For the data below, work out how many lines contain the word "利用者は" and supply only that number.

◆ AVAILABLE DATA:
______

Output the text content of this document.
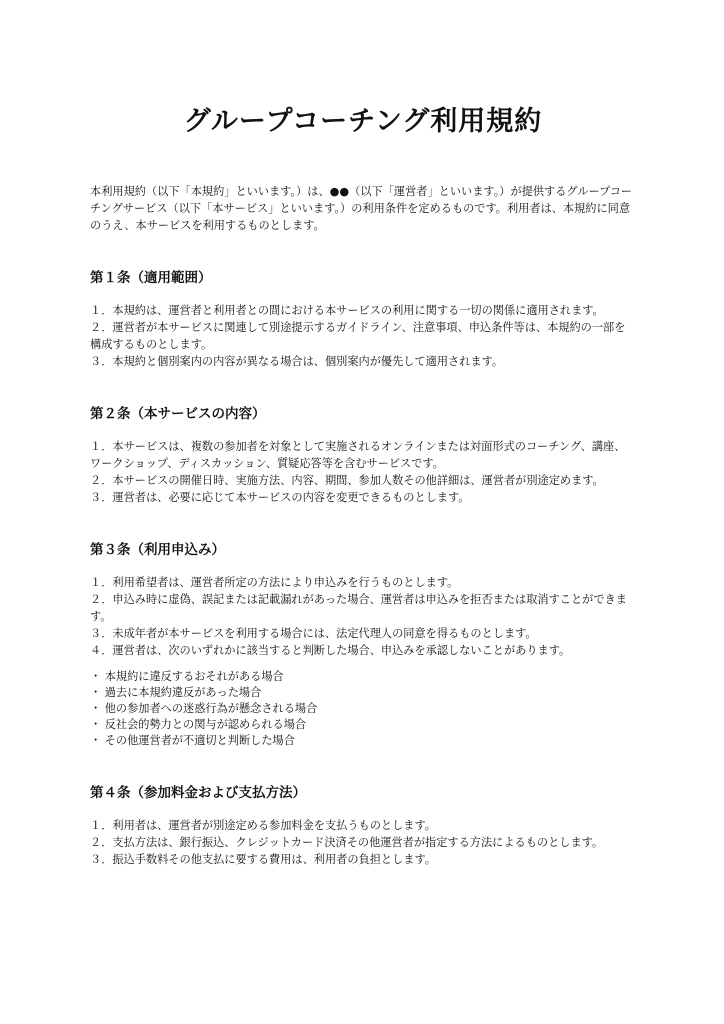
グループコーチング利用規約

本利用規約（以下「本規約」といいます。）は、●●（以下「運営者」といいます。）が提供するグループコーチングサービス（以下「本サービス」といいます。）の利用条件を定めるものです。利用者は、本規約に同意のうえ、本サービスを利用するものとします。

第１条（適用範囲）
１．本規約は、運営者と利用者との間における本サービスの利用に関する一切の関係に適用されます。
２．運営者が本サービスに関連して別途提示するガイドライン、注意事項、申込条件等は、本規約の一部を構成するものとします。
３．本規約と個別案内の内容が異なる場合は、個別案内が優先して適用されます。
第２条（本サービスの内容）
１．本サービスは、複数の参加者を対象として実施されるオンラインまたは対面形式のコーチング、講座、ワークショップ、ディスカッション、質疑応答等を含むサービスです。
２．本サービスの開催日時、実施方法、内容、期間、参加人数その他詳細は、運営者が別途定めます。
３．運営者は、必要に応じて本サービスの内容を変更できるものとします。
第３条（利用申込み）
１．利用希望者は、運営者所定の方法により申込みを行うものとします。
２．申込み時に虚偽、誤記または記載漏れがあった場合、運営者は申込みを拒否または取消すことができます。
３．未成年者が本サービスを利用する場合には、法定代理人の同意を得るものとします。
４．運営者は、次のいずれかに該当すると判断した場合、申込みを承認しないことがあります。
・ 本規約に違反するおそれがある場合
・ 過去に本規約違反があった場合
・ 他の参加者への迷惑行為が懸念される場合
・ 反社会的勢力との関与が認められる場合
・ その他運営者が不適切と判断した場合
第４条（参加料金および支払方法）
１．利用者は、運営者が別途定める参加料金を支払うものとします。
２．支払方法は、銀行振込、クレジットカード決済その他運営者が指定する方法によるものとします。
３．振込手数料その他支払に要する費用は、利用者の負担とします。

______

◆ RESULT:
2